What you will do: Restate each line word for word. Leave out every picture.

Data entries
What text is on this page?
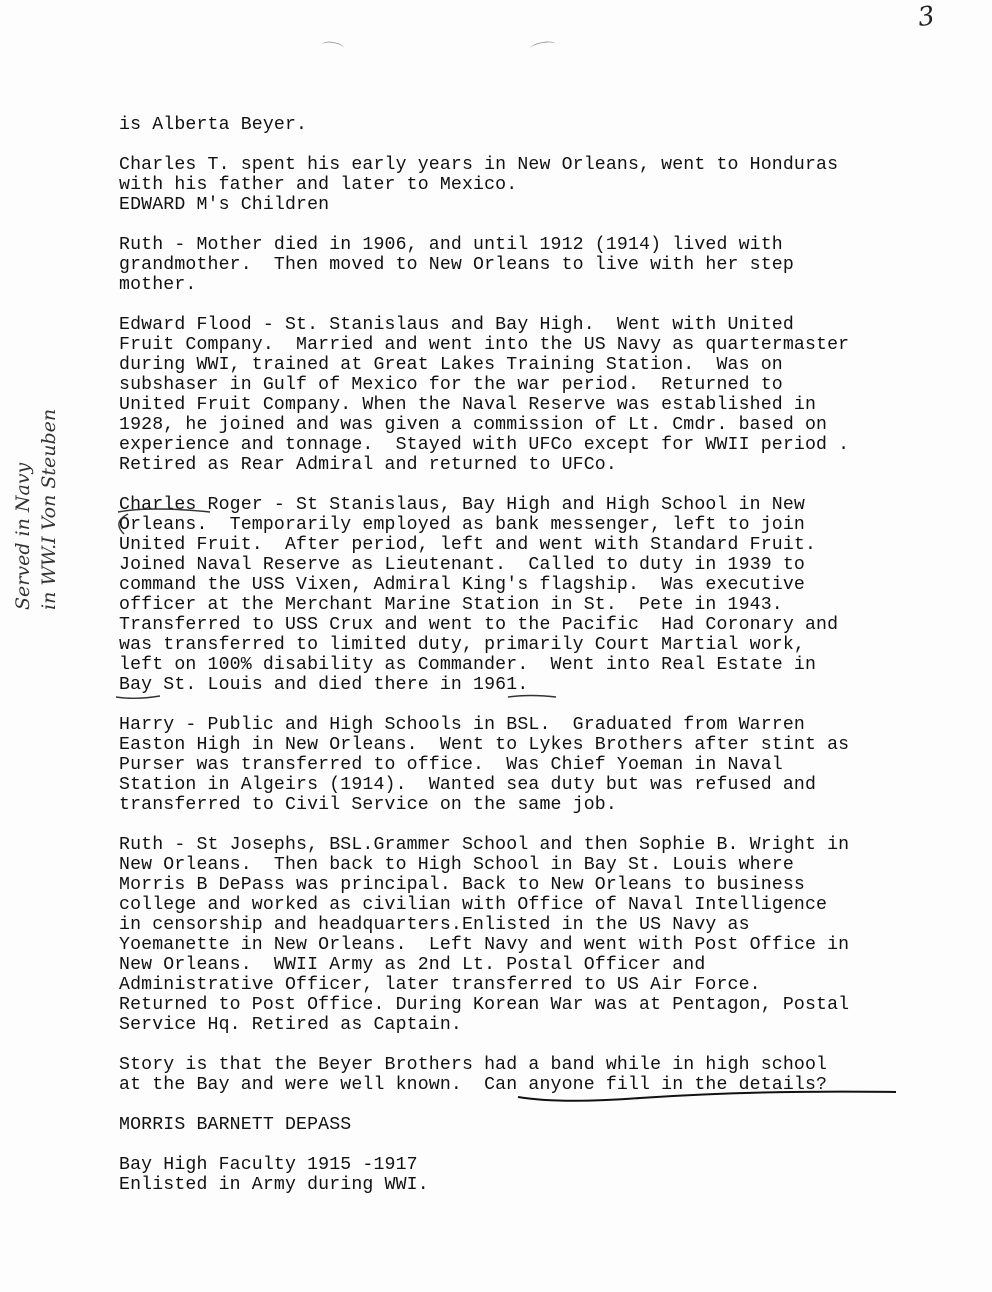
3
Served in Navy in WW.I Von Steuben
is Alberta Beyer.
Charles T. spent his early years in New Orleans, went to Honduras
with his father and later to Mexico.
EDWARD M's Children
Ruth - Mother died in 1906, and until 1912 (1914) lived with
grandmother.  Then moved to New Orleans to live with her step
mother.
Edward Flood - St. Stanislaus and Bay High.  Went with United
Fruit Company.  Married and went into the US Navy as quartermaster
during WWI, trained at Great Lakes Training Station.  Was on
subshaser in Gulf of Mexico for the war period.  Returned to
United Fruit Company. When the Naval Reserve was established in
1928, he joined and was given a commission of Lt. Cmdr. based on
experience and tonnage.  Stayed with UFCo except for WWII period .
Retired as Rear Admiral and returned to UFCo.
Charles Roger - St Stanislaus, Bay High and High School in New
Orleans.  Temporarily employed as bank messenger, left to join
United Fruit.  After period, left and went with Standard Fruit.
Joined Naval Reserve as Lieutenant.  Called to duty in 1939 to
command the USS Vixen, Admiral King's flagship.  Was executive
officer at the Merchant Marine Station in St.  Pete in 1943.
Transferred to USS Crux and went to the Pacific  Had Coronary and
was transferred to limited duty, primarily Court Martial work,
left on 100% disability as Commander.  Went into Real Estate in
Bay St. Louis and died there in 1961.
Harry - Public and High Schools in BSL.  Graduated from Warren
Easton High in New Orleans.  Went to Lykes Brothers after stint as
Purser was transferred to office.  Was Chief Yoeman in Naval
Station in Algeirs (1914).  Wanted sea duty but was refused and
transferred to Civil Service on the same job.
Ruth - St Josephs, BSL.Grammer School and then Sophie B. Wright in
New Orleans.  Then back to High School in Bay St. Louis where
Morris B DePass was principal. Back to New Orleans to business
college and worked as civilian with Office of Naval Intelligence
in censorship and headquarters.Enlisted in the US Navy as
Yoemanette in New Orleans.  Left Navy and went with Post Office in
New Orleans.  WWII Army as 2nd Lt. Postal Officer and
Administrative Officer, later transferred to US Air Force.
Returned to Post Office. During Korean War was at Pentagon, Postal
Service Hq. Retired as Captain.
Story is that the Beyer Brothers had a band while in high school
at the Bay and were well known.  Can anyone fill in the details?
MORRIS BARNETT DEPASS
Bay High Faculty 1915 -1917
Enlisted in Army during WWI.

The result:
What text is on this page?
3
Served in Navy in WW.I Von Steuben
is Alberta Beyer.
Charles T. spent his early years in New Orleans, went to Honduras
with his father and later to Mexico.
EDWARD M's Children
Ruth - Mother died in 1906, and until 1912 (1914) lived with
grandmother.  Then moved to New Orleans to live with her step
mother.
Edward Flood - St. Stanislaus and Bay High.  Went with United
Fruit Company.  Married and went into the US Navy as quartermaster
during WWI, trained at Great Lakes Training Station.  Was on
subshaser in Gulf of Mexico for the war period.  Returned to
United Fruit Company. When the Naval Reserve was established in
1928, he joined and was given a commission of Lt. Cmdr. based on
experience and tonnage.  Stayed with UFCo except for WWII period .
Retired as Rear Admiral and returned to UFCo.
Charles Roger - St Stanislaus, Bay High and High School in New
Orleans.  Temporarily employed as bank messenger, left to join
United Fruit.  After period, left and went with Standard Fruit.
Joined Naval Reserve as Lieutenant.  Called to duty in 1939 to
command the USS Vixen, Admiral King's flagship.  Was executive
officer at the Merchant Marine Station in St.  Pete in 1943.
Transferred to USS Crux and went to the Pacific  Had Coronary and
was transferred to limited duty, primarily Court Martial work,
left on 100% disability as Commander.  Went into Real Estate in
Bay St. Louis and died there in 1961.
Harry - Public and High Schools in BSL.  Graduated from Warren
Easton High in New Orleans.  Went to Lykes Brothers after stint as
Purser was transferred to office.  Was Chief Yoeman in Naval
Station in Algeirs (1914).  Wanted sea duty but was refused and
transferred to Civil Service on the same job.
Ruth - St Josephs, BSL.Grammer School and then Sophie B. Wright in
New Orleans.  Then back to High School in Bay St. Louis where
Morris B DePass was principal. Back to New Orleans to business
college and worked as civilian with Office of Naval Intelligence
in censorship and headquarters.Enlisted in the US Navy as
Yoemanette in New Orleans.  Left Navy and went with Post Office in
New Orleans.  WWII Army as 2nd Lt. Postal Officer and
Administrative Officer, later transferred to US Air Force.
Returned to Post Office. During Korean War was at Pentagon, Postal
Service Hq. Retired as Captain.
Story is that the Beyer Brothers had a band while in high school
at the Bay and were well known.  Can anyone fill in the details?
MORRIS BARNETT DEPASS
Bay High Faculty 1915 -1917
Enlisted in Army during WWI.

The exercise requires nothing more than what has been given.